TO DO:
Your answer should be a single number: the count of lines containing "time".

RECORDS SHOWN:
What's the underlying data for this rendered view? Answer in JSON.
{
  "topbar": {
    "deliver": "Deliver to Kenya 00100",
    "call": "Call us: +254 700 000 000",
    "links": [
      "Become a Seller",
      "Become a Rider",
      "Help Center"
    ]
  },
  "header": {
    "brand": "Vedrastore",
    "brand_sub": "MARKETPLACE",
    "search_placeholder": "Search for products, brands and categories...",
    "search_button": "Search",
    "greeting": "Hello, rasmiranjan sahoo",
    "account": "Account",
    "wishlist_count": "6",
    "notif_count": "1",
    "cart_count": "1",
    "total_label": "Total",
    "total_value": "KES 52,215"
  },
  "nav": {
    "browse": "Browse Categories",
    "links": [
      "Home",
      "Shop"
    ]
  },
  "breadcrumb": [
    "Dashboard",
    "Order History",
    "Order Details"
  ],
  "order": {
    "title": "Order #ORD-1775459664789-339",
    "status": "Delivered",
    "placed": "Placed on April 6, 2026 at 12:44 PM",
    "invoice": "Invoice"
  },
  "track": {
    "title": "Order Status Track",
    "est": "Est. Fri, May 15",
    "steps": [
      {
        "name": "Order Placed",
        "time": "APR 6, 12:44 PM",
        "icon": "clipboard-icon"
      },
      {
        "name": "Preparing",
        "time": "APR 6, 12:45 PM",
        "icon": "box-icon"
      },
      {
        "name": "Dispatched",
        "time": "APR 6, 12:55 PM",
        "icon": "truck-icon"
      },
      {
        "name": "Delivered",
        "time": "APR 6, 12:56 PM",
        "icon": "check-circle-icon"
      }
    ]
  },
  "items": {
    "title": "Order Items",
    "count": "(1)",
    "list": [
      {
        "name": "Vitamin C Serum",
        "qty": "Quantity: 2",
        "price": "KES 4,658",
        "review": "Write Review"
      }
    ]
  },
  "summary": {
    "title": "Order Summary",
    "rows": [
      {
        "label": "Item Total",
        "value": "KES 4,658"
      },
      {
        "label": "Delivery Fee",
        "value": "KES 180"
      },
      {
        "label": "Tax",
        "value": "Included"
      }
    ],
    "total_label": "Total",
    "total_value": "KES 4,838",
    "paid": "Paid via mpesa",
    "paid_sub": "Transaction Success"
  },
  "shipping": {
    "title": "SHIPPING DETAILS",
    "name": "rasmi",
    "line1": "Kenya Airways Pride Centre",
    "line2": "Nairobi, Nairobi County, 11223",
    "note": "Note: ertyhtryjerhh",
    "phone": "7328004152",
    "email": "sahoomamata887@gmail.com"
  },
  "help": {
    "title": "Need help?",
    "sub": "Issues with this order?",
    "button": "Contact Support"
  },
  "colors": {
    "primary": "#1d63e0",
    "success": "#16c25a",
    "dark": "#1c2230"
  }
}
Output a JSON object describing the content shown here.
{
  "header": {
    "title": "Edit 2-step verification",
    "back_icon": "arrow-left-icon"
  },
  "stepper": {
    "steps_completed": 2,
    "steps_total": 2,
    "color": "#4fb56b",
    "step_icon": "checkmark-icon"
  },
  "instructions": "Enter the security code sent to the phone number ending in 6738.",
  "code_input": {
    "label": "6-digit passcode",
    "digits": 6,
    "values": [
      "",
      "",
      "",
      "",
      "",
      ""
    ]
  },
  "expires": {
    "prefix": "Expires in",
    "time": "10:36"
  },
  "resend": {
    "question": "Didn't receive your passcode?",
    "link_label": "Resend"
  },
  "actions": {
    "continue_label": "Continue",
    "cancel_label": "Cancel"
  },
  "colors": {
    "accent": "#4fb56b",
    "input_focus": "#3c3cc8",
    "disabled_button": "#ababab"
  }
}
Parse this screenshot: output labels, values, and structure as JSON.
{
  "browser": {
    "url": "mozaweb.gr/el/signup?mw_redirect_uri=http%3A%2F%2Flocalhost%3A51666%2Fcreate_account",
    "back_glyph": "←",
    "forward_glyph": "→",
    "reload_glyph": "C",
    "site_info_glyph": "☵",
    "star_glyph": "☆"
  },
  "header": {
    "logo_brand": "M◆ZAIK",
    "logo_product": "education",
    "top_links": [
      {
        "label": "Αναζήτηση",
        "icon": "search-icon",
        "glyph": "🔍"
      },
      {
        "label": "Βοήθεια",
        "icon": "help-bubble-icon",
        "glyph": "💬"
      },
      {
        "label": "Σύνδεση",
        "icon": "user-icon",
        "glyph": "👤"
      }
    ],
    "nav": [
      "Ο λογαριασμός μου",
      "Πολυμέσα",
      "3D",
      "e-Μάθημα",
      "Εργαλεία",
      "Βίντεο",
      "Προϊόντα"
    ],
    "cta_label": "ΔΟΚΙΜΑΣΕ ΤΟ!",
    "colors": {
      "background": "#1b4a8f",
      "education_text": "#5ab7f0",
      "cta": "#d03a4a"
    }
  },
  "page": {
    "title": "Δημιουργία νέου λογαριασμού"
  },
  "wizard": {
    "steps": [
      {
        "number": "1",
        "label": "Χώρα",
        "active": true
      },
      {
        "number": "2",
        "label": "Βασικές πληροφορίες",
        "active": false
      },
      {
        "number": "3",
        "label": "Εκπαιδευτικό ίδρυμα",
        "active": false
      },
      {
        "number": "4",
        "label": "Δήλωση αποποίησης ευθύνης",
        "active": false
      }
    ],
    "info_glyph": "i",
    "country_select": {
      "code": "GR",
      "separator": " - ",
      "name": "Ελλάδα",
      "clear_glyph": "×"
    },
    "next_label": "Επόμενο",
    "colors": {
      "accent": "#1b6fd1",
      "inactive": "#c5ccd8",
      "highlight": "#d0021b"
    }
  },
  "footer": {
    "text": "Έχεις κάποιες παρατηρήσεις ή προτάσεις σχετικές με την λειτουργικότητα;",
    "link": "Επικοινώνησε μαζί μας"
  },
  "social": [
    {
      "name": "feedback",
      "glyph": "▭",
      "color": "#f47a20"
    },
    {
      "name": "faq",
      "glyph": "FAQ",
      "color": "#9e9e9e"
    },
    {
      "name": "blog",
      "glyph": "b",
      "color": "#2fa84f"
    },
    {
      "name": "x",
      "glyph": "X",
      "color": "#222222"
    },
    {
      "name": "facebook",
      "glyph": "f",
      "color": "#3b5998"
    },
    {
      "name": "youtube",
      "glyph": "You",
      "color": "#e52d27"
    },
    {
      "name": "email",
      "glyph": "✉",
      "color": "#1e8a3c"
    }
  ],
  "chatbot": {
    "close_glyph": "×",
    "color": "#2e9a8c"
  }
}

SOLUTION BELOW:
5